▸ **The input**:
►
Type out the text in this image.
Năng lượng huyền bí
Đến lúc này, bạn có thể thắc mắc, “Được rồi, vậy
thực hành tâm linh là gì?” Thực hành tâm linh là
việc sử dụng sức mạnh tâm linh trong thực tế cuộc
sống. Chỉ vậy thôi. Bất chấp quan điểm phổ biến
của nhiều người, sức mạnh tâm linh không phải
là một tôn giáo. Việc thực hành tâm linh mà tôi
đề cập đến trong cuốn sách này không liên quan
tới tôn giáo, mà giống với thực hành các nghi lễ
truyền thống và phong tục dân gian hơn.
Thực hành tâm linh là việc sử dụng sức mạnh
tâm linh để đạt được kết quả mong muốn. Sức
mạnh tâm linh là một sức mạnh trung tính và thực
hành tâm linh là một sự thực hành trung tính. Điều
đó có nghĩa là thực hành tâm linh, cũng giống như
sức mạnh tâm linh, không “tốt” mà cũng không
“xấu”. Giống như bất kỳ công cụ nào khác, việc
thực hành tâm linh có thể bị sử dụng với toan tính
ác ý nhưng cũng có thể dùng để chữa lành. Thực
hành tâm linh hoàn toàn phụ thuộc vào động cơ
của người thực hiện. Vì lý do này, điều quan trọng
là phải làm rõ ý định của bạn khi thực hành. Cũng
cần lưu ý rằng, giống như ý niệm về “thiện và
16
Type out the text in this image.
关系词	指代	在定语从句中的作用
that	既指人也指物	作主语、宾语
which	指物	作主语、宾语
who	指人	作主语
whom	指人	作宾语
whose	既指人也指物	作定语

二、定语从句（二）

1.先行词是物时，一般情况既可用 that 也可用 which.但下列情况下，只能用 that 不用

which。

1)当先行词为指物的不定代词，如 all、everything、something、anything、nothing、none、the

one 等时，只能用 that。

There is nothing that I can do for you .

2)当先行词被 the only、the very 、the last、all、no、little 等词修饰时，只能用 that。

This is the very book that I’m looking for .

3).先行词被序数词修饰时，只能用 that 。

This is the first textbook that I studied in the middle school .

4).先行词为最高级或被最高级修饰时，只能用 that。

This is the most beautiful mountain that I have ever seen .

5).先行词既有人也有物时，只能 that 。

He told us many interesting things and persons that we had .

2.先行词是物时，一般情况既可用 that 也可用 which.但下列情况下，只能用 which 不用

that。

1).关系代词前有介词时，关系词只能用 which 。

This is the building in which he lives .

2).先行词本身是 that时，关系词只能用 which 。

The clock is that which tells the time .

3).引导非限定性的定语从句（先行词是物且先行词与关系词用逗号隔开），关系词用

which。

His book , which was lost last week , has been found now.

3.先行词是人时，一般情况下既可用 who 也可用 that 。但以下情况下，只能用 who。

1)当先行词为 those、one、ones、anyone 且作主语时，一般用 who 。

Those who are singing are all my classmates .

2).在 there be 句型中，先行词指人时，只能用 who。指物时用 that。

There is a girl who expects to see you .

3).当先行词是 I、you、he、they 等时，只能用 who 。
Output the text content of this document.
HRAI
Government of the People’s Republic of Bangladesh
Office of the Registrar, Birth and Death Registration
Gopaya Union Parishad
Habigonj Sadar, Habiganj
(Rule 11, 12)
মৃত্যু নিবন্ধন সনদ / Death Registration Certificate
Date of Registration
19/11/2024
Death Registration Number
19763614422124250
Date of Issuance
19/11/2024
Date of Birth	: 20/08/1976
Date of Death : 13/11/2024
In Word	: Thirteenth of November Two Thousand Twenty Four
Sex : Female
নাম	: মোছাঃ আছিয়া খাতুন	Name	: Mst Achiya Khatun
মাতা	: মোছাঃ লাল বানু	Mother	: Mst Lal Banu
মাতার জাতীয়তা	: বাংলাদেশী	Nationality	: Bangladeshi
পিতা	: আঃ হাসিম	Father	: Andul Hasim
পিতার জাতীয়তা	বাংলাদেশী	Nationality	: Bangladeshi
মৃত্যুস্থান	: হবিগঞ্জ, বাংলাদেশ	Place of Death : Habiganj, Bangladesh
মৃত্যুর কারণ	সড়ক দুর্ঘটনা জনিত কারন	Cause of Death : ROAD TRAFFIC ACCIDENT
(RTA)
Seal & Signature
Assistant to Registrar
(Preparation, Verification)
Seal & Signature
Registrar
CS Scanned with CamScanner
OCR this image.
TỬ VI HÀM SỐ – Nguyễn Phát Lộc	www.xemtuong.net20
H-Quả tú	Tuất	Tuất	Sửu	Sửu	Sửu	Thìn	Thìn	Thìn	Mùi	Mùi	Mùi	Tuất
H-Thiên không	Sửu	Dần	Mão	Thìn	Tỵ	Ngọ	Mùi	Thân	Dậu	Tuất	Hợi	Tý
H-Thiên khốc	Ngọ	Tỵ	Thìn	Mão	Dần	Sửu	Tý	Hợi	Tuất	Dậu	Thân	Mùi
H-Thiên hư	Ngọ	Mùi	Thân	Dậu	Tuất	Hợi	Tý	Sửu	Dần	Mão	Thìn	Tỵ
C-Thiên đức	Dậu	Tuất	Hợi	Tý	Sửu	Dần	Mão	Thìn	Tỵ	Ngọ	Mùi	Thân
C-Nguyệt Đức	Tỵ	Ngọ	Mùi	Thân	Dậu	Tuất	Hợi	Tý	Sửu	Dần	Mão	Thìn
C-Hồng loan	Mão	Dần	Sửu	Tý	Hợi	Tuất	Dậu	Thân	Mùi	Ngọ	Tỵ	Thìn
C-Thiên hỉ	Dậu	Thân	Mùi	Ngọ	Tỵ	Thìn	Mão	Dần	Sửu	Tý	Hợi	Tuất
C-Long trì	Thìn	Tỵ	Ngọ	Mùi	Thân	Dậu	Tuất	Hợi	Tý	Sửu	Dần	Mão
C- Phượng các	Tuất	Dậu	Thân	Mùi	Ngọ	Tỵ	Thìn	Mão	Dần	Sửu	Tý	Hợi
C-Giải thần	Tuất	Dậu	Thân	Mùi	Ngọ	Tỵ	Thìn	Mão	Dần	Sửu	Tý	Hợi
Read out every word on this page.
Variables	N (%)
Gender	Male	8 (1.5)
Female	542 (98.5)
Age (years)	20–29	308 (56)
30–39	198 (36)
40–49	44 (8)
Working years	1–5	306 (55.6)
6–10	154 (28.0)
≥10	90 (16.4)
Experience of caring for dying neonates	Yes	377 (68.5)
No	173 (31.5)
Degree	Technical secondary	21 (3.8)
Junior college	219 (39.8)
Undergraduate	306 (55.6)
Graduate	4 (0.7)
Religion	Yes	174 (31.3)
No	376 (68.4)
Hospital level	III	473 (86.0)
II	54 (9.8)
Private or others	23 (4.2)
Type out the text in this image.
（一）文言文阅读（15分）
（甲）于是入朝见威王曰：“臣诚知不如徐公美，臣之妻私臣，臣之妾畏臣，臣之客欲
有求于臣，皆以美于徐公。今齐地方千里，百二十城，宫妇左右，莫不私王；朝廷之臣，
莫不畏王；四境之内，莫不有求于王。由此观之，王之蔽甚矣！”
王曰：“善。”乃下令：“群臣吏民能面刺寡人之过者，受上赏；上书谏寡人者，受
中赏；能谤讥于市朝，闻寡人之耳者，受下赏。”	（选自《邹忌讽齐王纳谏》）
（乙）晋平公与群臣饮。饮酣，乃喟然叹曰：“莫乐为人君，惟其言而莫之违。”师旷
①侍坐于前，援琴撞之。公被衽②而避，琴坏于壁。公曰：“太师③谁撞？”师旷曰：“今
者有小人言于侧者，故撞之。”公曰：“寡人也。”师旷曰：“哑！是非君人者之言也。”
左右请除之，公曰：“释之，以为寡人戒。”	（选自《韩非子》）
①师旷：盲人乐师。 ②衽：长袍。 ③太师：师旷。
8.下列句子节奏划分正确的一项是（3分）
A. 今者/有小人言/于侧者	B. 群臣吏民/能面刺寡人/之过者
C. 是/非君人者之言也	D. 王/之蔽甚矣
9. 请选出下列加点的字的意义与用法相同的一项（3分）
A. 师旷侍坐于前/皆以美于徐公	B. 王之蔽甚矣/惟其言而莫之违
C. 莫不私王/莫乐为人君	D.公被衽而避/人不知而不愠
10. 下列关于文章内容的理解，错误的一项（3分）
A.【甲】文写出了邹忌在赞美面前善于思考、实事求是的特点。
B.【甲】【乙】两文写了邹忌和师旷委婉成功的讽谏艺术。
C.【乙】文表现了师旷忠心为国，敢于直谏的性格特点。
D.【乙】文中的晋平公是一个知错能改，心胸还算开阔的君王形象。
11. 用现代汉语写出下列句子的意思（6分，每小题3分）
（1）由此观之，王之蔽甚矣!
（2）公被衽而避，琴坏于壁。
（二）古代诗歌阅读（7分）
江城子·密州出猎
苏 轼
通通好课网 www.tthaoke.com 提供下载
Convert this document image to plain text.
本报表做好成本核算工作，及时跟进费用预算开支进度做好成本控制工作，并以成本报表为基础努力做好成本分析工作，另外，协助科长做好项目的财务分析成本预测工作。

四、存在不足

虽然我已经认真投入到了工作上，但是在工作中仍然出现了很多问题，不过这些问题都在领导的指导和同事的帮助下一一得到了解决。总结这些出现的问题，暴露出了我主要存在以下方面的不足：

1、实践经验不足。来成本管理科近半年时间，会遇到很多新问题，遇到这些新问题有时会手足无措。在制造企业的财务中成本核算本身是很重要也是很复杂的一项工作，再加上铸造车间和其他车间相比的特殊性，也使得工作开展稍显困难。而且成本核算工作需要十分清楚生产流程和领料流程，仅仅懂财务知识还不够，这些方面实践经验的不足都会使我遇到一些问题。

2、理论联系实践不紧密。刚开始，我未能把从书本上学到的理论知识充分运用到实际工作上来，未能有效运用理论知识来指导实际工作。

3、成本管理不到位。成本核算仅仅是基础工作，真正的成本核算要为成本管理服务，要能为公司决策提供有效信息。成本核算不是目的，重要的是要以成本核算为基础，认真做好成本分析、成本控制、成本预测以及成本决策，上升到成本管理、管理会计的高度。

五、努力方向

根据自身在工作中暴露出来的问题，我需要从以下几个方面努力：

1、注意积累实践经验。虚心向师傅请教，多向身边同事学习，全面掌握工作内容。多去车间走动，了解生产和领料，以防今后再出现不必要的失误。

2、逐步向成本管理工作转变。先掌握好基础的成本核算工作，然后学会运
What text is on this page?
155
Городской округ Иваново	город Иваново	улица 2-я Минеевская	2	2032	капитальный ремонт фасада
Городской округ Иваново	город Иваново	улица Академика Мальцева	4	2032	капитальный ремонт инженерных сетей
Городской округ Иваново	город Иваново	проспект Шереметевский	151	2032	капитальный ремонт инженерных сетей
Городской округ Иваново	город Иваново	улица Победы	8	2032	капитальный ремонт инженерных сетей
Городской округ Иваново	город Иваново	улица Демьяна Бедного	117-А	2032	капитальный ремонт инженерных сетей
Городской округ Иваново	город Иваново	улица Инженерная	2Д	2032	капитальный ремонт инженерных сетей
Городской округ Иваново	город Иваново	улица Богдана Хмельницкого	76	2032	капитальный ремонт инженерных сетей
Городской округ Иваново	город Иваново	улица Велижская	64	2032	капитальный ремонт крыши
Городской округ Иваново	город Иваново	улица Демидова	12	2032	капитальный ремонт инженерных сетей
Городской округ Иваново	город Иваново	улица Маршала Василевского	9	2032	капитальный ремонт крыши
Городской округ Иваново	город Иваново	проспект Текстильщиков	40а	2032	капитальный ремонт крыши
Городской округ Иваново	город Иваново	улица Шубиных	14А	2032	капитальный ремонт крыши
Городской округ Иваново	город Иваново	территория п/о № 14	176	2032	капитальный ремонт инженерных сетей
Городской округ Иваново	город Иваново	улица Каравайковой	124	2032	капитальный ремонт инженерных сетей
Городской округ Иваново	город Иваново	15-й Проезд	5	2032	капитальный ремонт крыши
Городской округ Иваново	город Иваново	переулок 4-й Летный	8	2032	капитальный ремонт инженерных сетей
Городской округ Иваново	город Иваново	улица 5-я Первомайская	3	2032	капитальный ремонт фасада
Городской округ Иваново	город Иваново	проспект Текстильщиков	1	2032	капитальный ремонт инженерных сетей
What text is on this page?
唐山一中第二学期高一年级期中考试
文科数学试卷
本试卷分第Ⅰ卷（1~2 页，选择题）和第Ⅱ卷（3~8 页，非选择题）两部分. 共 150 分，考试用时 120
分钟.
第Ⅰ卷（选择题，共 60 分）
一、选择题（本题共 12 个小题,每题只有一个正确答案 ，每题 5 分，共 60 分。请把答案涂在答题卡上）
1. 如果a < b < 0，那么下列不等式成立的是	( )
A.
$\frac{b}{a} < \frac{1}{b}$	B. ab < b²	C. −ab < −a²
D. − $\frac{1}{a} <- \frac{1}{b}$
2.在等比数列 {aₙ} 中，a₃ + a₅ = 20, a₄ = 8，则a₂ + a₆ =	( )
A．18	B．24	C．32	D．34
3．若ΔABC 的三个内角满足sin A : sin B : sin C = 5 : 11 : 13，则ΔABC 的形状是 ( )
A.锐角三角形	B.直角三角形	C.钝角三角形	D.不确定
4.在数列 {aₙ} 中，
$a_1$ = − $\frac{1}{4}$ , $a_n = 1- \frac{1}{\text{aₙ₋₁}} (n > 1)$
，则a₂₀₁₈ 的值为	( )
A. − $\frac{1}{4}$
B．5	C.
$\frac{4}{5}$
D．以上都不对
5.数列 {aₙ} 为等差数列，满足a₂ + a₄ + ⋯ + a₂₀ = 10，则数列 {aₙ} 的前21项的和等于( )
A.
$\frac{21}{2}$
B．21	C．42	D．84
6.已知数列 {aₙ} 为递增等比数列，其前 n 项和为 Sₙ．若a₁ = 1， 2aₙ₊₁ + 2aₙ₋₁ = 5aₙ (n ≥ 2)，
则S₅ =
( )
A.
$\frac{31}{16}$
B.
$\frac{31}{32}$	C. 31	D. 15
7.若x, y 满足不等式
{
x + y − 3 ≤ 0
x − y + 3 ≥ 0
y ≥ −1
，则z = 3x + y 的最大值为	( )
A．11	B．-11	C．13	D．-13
◄
▸ **Given task**:
Return all lines of the material above in which the word "由此观之" occurs.

▸ **Task output**:
莫不畏王；四境之内，莫不有求于王。由此观之，王之蔽甚矣！”
（1）由此观之，王之蔽甚矣!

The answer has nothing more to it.